- **Aim of the task**
Without the pictures, return each record as it appears.

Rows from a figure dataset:
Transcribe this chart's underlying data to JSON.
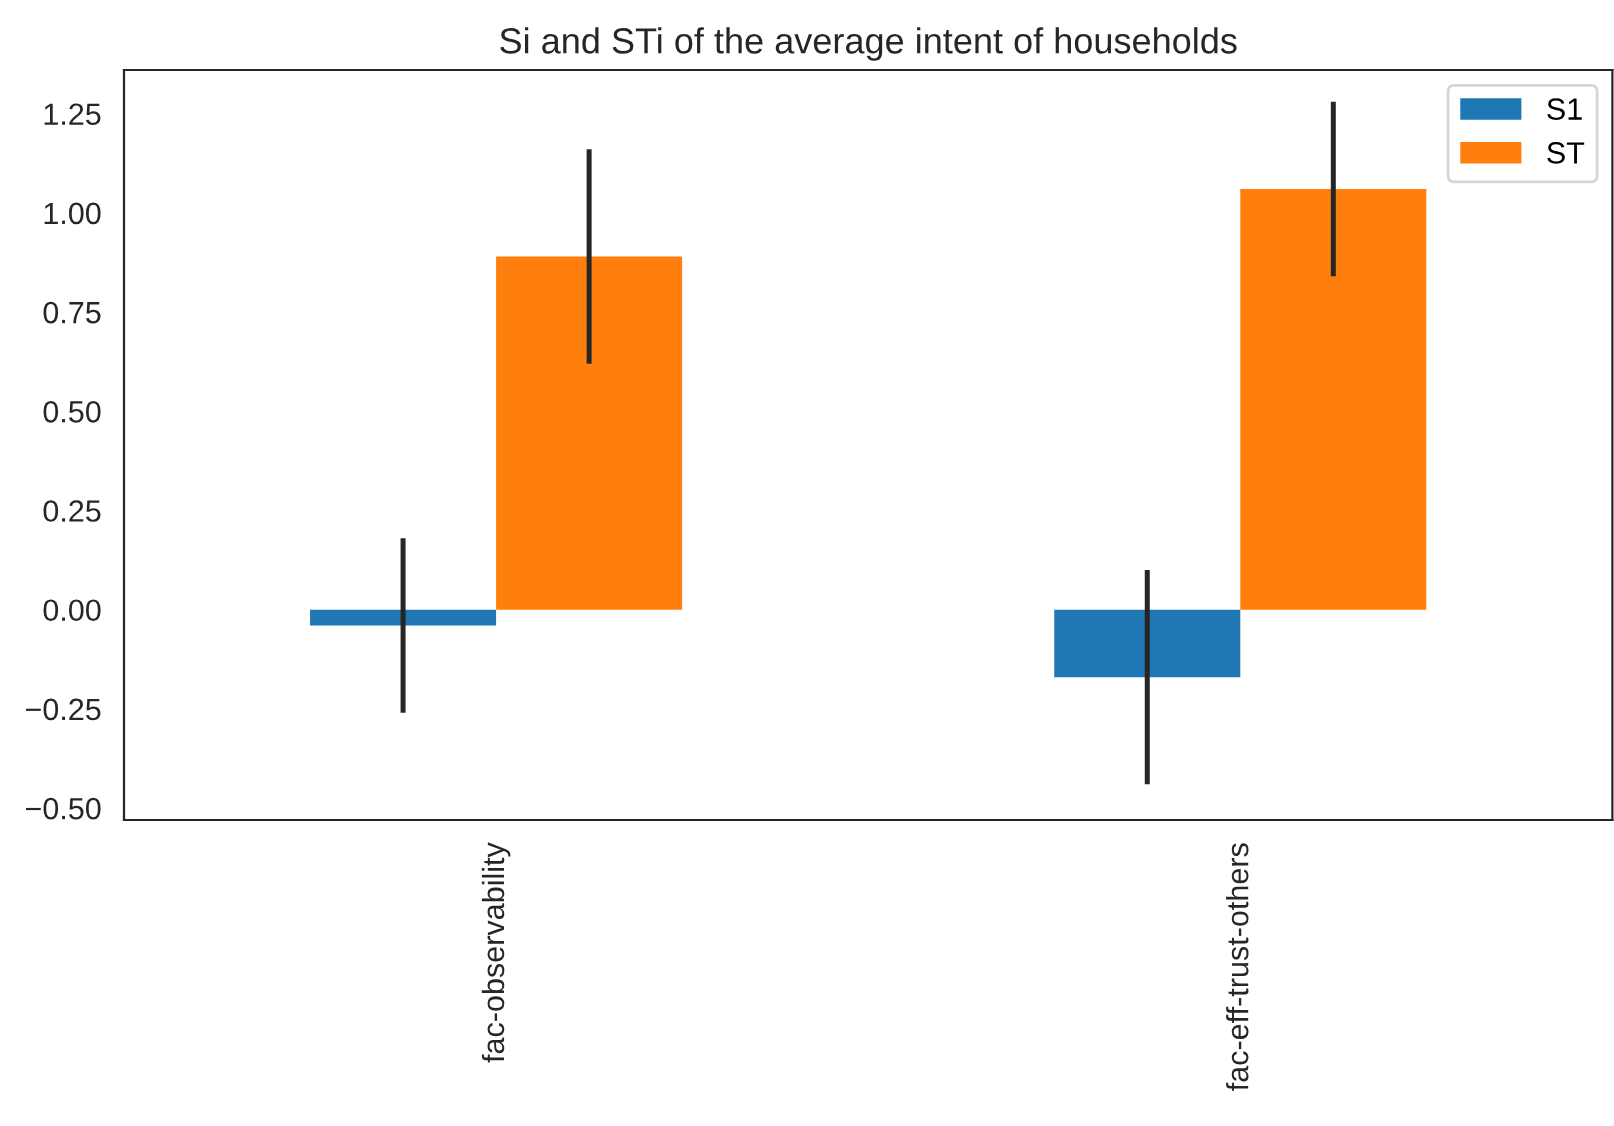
{
  "chart_data": {
    "type": "bar",
    "title": "Si and STi of the average intent of households",
    "categories": [
      "fac-observability",
      "fac-eff-trust-others"
    ],
    "series": [
      {
        "name": "S1",
        "color": "#1f77b4",
        "values": [
          -0.04,
          -0.17
        ],
        "errors": [
          0.22,
          0.27
        ]
      },
      {
        "name": "ST",
        "color": "#ff7f0e",
        "values": [
          0.89,
          1.06
        ],
        "errors": [
          0.27,
          0.22
        ]
      }
    ],
    "ylim": [
      -0.53,
      1.36
    ],
    "yticks": [
      {
        "value": -0.5,
        "label": "−0.50"
      },
      {
        "value": -0.25,
        "label": "−0.25"
      },
      {
        "value": 0,
        "label": "0.00"
      },
      {
        "value": 0.25,
        "label": "0.25"
      },
      {
        "value": 0.5,
        "label": "0.50"
      },
      {
        "value": 0.75,
        "label": "0.75"
      },
      {
        "value": 1.0,
        "label": "1.00"
      },
      {
        "value": 1.25,
        "label": "1.25"
      }
    ],
    "grid": false,
    "legend": "top right"
  }
}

- **Solution for this task**
Transcribe this chart's underlying data to JSON.
{
  "chart_data": {
    "type": "bar",
    "title": "Si and STi of the average intent of households",
    "categories": [
      "fac-observability",
      "fac-eff-trust-others"
    ],
    "series": [
      {
        "name": "S1",
        "color": "#1f77b4",
        "values": [
          -0.04,
          -0.17
        ],
        "errors": [
          0.22,
          0.27
        ]
      },
      {
        "name": "ST",
        "color": "#ff7f0e",
        "values": [
          0.89,
          1.06
        ],
        "errors": [
          0.27,
          0.22
        ]
      }
    ],
    "ylim": [
      -0.53,
      1.36
    ],
    "yticks": [
      {
        "value": -0.5,
        "label": "−0.50"
      },
      {
        "value": -0.25,
        "label": "−0.25"
      },
      {
        "value": 0,
        "label": "0.00"
      },
      {
        "value": 0.25,
        "label": "0.25"
      },
      {
        "value": 0.5,
        "label": "0.50"
      },
      {
        "value": 0.75,
        "label": "0.75"
      },
      {
        "value": 1.0,
        "label": "1.00"
      },
      {
        "value": 1.25,
        "label": "1.25"
      }
    ],
    "grid": false,
    "legend": "top right"
  }
}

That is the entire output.